- _Goal of the exercise_
Copy every line that mentions the word "SANANKULON".

- _Data extract_
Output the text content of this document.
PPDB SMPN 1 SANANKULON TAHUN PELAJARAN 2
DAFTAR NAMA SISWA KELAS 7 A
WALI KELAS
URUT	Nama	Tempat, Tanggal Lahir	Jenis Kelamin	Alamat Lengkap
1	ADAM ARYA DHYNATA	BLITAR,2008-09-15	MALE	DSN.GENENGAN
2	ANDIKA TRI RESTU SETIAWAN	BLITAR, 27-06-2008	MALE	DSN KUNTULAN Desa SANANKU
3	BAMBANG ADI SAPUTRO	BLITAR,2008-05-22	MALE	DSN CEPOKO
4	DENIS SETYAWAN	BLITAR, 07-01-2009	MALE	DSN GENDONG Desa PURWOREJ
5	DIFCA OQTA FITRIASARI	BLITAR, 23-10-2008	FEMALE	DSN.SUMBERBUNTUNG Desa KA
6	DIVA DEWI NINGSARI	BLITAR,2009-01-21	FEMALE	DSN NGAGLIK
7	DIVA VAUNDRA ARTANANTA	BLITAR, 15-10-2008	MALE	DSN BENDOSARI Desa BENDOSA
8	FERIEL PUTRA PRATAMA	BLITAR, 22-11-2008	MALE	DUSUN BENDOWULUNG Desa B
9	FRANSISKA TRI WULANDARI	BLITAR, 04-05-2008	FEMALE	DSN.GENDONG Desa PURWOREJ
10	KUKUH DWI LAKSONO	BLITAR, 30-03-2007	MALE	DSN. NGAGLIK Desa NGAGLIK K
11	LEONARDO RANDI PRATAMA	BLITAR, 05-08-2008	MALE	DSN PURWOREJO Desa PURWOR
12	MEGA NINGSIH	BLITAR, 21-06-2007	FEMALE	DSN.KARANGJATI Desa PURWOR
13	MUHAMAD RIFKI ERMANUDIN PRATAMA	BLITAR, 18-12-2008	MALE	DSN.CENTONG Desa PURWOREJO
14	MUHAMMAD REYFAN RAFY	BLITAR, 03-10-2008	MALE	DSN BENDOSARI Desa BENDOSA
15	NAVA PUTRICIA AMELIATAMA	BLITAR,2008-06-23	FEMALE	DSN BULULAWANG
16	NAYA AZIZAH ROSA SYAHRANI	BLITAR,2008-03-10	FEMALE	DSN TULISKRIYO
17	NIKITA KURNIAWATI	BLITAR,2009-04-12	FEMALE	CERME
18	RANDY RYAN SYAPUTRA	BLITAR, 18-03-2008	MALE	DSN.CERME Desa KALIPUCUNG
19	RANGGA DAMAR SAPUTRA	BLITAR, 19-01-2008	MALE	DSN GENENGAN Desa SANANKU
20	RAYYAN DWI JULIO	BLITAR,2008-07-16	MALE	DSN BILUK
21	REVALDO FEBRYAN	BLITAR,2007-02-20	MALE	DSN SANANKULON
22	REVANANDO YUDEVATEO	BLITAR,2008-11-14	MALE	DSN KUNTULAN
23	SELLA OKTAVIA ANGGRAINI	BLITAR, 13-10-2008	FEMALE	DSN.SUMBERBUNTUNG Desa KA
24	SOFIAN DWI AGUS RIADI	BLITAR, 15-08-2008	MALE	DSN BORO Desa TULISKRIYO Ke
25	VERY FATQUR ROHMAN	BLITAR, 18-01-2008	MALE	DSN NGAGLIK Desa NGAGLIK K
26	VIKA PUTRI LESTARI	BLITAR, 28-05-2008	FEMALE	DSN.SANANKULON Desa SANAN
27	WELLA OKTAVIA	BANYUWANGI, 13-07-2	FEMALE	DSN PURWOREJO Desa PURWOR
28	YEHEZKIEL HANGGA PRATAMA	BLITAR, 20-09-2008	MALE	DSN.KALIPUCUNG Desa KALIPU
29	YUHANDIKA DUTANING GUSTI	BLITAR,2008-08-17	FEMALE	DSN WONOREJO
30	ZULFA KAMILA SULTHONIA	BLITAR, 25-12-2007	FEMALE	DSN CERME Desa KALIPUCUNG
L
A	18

- _Answer in full_
PPDB SMPN 1 SANANKULON TAHUN PELAJARAN 2
21	REVALDO FEBRYAN	BLITAR,2007-02-20	MALE	DSN SANANKULON
26	VIKA PUTRI LESTARI	BLITAR, 28-05-2008	FEMALE	DSN.SANANKULON Desa SANAN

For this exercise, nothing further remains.